**Task instructions**:
The listing below should be printed exactly, every line of it. Skip the pictures.
## START Information given
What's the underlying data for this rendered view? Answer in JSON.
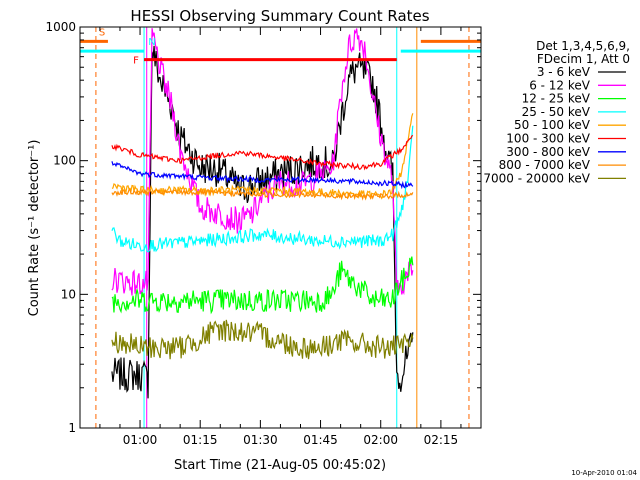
{
  "chart_data": {
    "type": "line",
    "title": "HESSI Observing Summary Count Rates",
    "xlabel": "Start Time (21-Aug-05 00:45:02)",
    "ylabel": "Count Rate (s⁻¹ detector⁻¹)",
    "y_scale": "log",
    "xlim": [
      "00:45:02",
      "02:25:00"
    ],
    "ylim": [
      1,
      1000
    ],
    "x_ticks": [
      "01:00",
      "01:15",
      "01:30",
      "01:45",
      "02:00",
      "02:15"
    ],
    "y_ticks": [
      "1",
      "10",
      "100",
      "1000"
    ],
    "legend_header": [
      "Det 1,3,4,5,6,9,",
      "FDecim 1, Att 0"
    ],
    "legend_position": "right",
    "timestamp": "10-Apr-2010 01:04",
    "series": [
      {
        "name": "3 - 6 keV",
        "color": "#000000",
        "t": [
          "00:53",
          "01:00",
          "01:01",
          "01:02",
          "01:03",
          "01:05",
          "01:08",
          "01:10",
          "01:15",
          "01:20",
          "01:25",
          "01:30",
          "01:35",
          "01:40",
          "01:45",
          "01:48",
          "01:50",
          "01:52",
          "01:54",
          "01:56",
          "01:58",
          "02:00",
          "02:02",
          "02:03",
          "02:04",
          "02:05",
          "02:07",
          "02:08"
        ],
        "v": [
          2.5,
          2.5,
          2.5,
          2.2,
          700,
          400,
          250,
          150,
          90,
          85,
          60,
          70,
          80,
          90,
          100,
          90,
          200,
          400,
          500,
          450,
          380,
          200,
          100,
          80,
          2.5,
          2.5,
          3.5,
          4.5
        ]
      },
      {
        "name": "6 - 12 keV",
        "color": "#ff00ff",
        "t": [
          "00:53",
          "01:00",
          "01:01",
          "01:02",
          "01:03",
          "01:05",
          "01:08",
          "01:10",
          "01:15",
          "01:20",
          "01:25",
          "01:28",
          "01:30",
          "01:35",
          "01:40",
          "01:45",
          "01:48",
          "01:50",
          "01:52",
          "01:54",
          "01:56",
          "01:58",
          "02:00",
          "02:02",
          "02:03",
          "02:04",
          "02:05",
          "02:07",
          "02:08"
        ],
        "v": [
          13,
          12,
          12,
          12,
          900,
          500,
          250,
          120,
          45,
          40,
          35,
          40,
          50,
          70,
          65,
          80,
          90,
          300,
          700,
          900,
          700,
          300,
          150,
          90,
          70,
          10,
          12,
          14,
          16
        ]
      },
      {
        "name": "12 - 25 keV",
        "color": "#00ff00",
        "t": [
          "00:53",
          "01:00",
          "01:05",
          "01:15",
          "01:30",
          "01:45",
          "01:48",
          "01:50",
          "01:52",
          "01:55",
          "01:58",
          "02:00",
          "02:03",
          "02:04",
          "02:05",
          "02:07",
          "02:08"
        ],
        "v": [
          9,
          9,
          9,
          9,
          9,
          9,
          10,
          15,
          13,
          11,
          9,
          9,
          9,
          11,
          12,
          15,
          20
        ]
      },
      {
        "name": "25 - 50 keV",
        "color": "#00ffff",
        "t": [
          "00:53",
          "00:55",
          "01:00",
          "01:15",
          "01:30",
          "01:45",
          "02:00",
          "02:03",
          "02:05",
          "02:07",
          "02:08"
        ],
        "v": [
          30,
          25,
          23,
          25,
          28,
          25,
          25,
          28,
          40,
          80,
          170
        ]
      },
      {
        "name": "50 - 100 keV",
        "color": "#ffa500",
        "t": [
          "00:53",
          "01:00",
          "01:15",
          "01:30",
          "01:45",
          "02:00",
          "02:03",
          "02:05",
          "02:07",
          "02:08"
        ],
        "v": [
          65,
          60,
          60,
          60,
          58,
          55,
          60,
          80,
          150,
          220
        ]
      },
      {
        "name": "100 - 300 keV",
        "color": "#ff0000",
        "t": [
          "00:53",
          "01:00",
          "01:10",
          "01:20",
          "01:25",
          "01:30",
          "01:35",
          "01:45",
          "01:55",
          "02:00",
          "02:03",
          "02:05",
          "02:07",
          "02:08"
        ],
        "v": [
          130,
          110,
          100,
          110,
          115,
          110,
          105,
          95,
          90,
          95,
          110,
          120,
          140,
          160
        ]
      },
      {
        "name": "300 - 800 keV",
        "color": "#0000ff",
        "t": [
          "00:53",
          "01:00",
          "01:15",
          "01:30",
          "01:45",
          "02:00",
          "02:08"
        ],
        "v": [
          95,
          80,
          75,
          72,
          72,
          68,
          65
        ]
      },
      {
        "name": "800 - 7000 keV",
        "color": "#ff8c00",
        "t": [
          "00:53",
          "01:00",
          "01:15",
          "01:30",
          "01:45",
          "02:00",
          "02:08"
        ],
        "v": [
          58,
          58,
          58,
          56,
          55,
          54,
          56
        ]
      },
      {
        "name": "7000 - 20000 keV",
        "color": "#808000",
        "t": [
          "00:53",
          "01:00",
          "01:10",
          "01:20",
          "01:30",
          "01:40",
          "01:45",
          "01:50",
          "02:00",
          "02:05",
          "02:08"
        ],
        "v": [
          4.5,
          4,
          4,
          5.5,
          5,
          4,
          4,
          4.5,
          4,
          4,
          4.5
        ]
      }
    ],
    "flags": [
      {
        "name": "S",
        "color": "#ff6600",
        "start": "00:45:02",
        "end": "00:52",
        "level": 780
      },
      {
        "name": "N",
        "color": "#00ffff",
        "start": "00:45:02",
        "end": "01:01",
        "level": 660
      },
      {
        "name": "F",
        "color": "#ff0000",
        "start": "01:01",
        "end": "02:04",
        "level": 570
      },
      {
        "name": "S",
        "color": "#ff6600",
        "start": "02:10",
        "end": "02:25",
        "level": 780
      },
      {
        "name": "N",
        "color": "#00ffff",
        "start": "02:05",
        "end": "02:25",
        "level": 660
      }
    ],
    "vertical_markers": [
      {
        "time": "00:49",
        "color": "#ff6600",
        "style": "dashed"
      },
      {
        "time": "01:01",
        "color": "#00ffff",
        "style": "solid"
      },
      {
        "time": "01:01:40",
        "color": "#ff00ff",
        "style": "solid"
      },
      {
        "time": "02:04",
        "color": "#00ffff",
        "style": "solid"
      },
      {
        "time": "02:09",
        "color": "#ff8c00",
        "style": "solid"
      },
      {
        "time": "02:22",
        "color": "#ff6600",
        "style": "dashed"
      }
    ]
  }
}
## END Information given
**Solution to this task**:
What's the underlying data for this rendered view? Answer in JSON.
{
  "chart_data": {
    "type": "line",
    "title": "HESSI Observing Summary Count Rates",
    "xlabel": "Start Time (21-Aug-05 00:45:02)",
    "ylabel": "Count Rate (s⁻¹ detector⁻¹)",
    "y_scale": "log",
    "xlim": [
      "00:45:02",
      "02:25:00"
    ],
    "ylim": [
      1,
      1000
    ],
    "x_ticks": [
      "01:00",
      "01:15",
      "01:30",
      "01:45",
      "02:00",
      "02:15"
    ],
    "y_ticks": [
      "1",
      "10",
      "100",
      "1000"
    ],
    "legend_header": [
      "Det 1,3,4,5,6,9,",
      "FDecim 1, Att 0"
    ],
    "legend_position": "right",
    "timestamp": "10-Apr-2010 01:04",
    "series": [
      {
        "name": "3 - 6 keV",
        "color": "#000000",
        "t": [
          "00:53",
          "01:00",
          "01:01",
          "01:02",
          "01:03",
          "01:05",
          "01:08",
          "01:10",
          "01:15",
          "01:20",
          "01:25",
          "01:30",
          "01:35",
          "01:40",
          "01:45",
          "01:48",
          "01:50",
          "01:52",
          "01:54",
          "01:56",
          "01:58",
          "02:00",
          "02:02",
          "02:03",
          "02:04",
          "02:05",
          "02:07",
          "02:08"
        ],
        "v": [
          2.5,
          2.5,
          2.5,
          2.2,
          700,
          400,
          250,
          150,
          90,
          85,
          60,
          70,
          80,
          90,
          100,
          90,
          200,
          400,
          500,
          450,
          380,
          200,
          100,
          80,
          2.5,
          2.5,
          3.5,
          4.5
        ]
      },
      {
        "name": "6 - 12 keV",
        "color": "#ff00ff",
        "t": [
          "00:53",
          "01:00",
          "01:01",
          "01:02",
          "01:03",
          "01:05",
          "01:08",
          "01:10",
          "01:15",
          "01:20",
          "01:25",
          "01:28",
          "01:30",
          "01:35",
          "01:40",
          "01:45",
          "01:48",
          "01:50",
          "01:52",
          "01:54",
          "01:56",
          "01:58",
          "02:00",
          "02:02",
          "02:03",
          "02:04",
          "02:05",
          "02:07",
          "02:08"
        ],
        "v": [
          13,
          12,
          12,
          12,
          900,
          500,
          250,
          120,
          45,
          40,
          35,
          40,
          50,
          70,
          65,
          80,
          90,
          300,
          700,
          900,
          700,
          300,
          150,
          90,
          70,
          10,
          12,
          14,
          16
        ]
      },
      {
        "name": "12 - 25 keV",
        "color": "#00ff00",
        "t": [
          "00:53",
          "01:00",
          "01:05",
          "01:15",
          "01:30",
          "01:45",
          "01:48",
          "01:50",
          "01:52",
          "01:55",
          "01:58",
          "02:00",
          "02:03",
          "02:04",
          "02:05",
          "02:07",
          "02:08"
        ],
        "v": [
          9,
          9,
          9,
          9,
          9,
          9,
          10,
          15,
          13,
          11,
          9,
          9,
          9,
          11,
          12,
          15,
          20
        ]
      },
      {
        "name": "25 - 50 keV",
        "color": "#00ffff",
        "t": [
          "00:53",
          "00:55",
          "01:00",
          "01:15",
          "01:30",
          "01:45",
          "02:00",
          "02:03",
          "02:05",
          "02:07",
          "02:08"
        ],
        "v": [
          30,
          25,
          23,
          25,
          28,
          25,
          25,
          28,
          40,
          80,
          170
        ]
      },
      {
        "name": "50 - 100 keV",
        "color": "#ffa500",
        "t": [
          "00:53",
          "01:00",
          "01:15",
          "01:30",
          "01:45",
          "02:00",
          "02:03",
          "02:05",
          "02:07",
          "02:08"
        ],
        "v": [
          65,
          60,
          60,
          60,
          58,
          55,
          60,
          80,
          150,
          220
        ]
      },
      {
        "name": "100 - 300 keV",
        "color": "#ff0000",
        "t": [
          "00:53",
          "01:00",
          "01:10",
          "01:20",
          "01:25",
          "01:30",
          "01:35",
          "01:45",
          "01:55",
          "02:00",
          "02:03",
          "02:05",
          "02:07",
          "02:08"
        ],
        "v": [
          130,
          110,
          100,
          110,
          115,
          110,
          105,
          95,
          90,
          95,
          110,
          120,
          140,
          160
        ]
      },
      {
        "name": "300 - 800 keV",
        "color": "#0000ff",
        "t": [
          "00:53",
          "01:00",
          "01:15",
          "01:30",
          "01:45",
          "02:00",
          "02:08"
        ],
        "v": [
          95,
          80,
          75,
          72,
          72,
          68,
          65
        ]
      },
      {
        "name": "800 - 7000 keV",
        "color": "#ff8c00",
        "t": [
          "00:53",
          "01:00",
          "01:15",
          "01:30",
          "01:45",
          "02:00",
          "02:08"
        ],
        "v": [
          58,
          58,
          58,
          56,
          55,
          54,
          56
        ]
      },
      {
        "name": "7000 - 20000 keV",
        "color": "#808000",
        "t": [
          "00:53",
          "01:00",
          "01:10",
          "01:20",
          "01:30",
          "01:40",
          "01:45",
          "01:50",
          "02:00",
          "02:05",
          "02:08"
        ],
        "v": [
          4.5,
          4,
          4,
          5.5,
          5,
          4,
          4,
          4.5,
          4,
          4,
          4.5
        ]
      }
    ],
    "flags": [
      {
        "name": "S",
        "color": "#ff6600",
        "start": "00:45:02",
        "end": "00:52",
        "level": 780
      },
      {
        "name": "N",
        "color": "#00ffff",
        "start": "00:45:02",
        "end": "01:01",
        "level": 660
      },
      {
        "name": "F",
        "color": "#ff0000",
        "start": "01:01",
        "end": "02:04",
        "level": 570
      },
      {
        "name": "S",
        "color": "#ff6600",
        "start": "02:10",
        "end": "02:25",
        "level": 780
      },
      {
        "name": "N",
        "color": "#00ffff",
        "start": "02:05",
        "end": "02:25",
        "level": 660
      }
    ],
    "vertical_markers": [
      {
        "time": "00:49",
        "color": "#ff6600",
        "style": "dashed"
      },
      {
        "time": "01:01",
        "color": "#00ffff",
        "style": "solid"
      },
      {
        "time": "01:01:40",
        "color": "#ff00ff",
        "style": "solid"
      },
      {
        "time": "02:04",
        "color": "#00ffff",
        "style": "solid"
      },
      {
        "time": "02:09",
        "color": "#ff8c00",
        "style": "solid"
      },
      {
        "time": "02:22",
        "color": "#ff6600",
        "style": "dashed"
      }
    ]
  }
}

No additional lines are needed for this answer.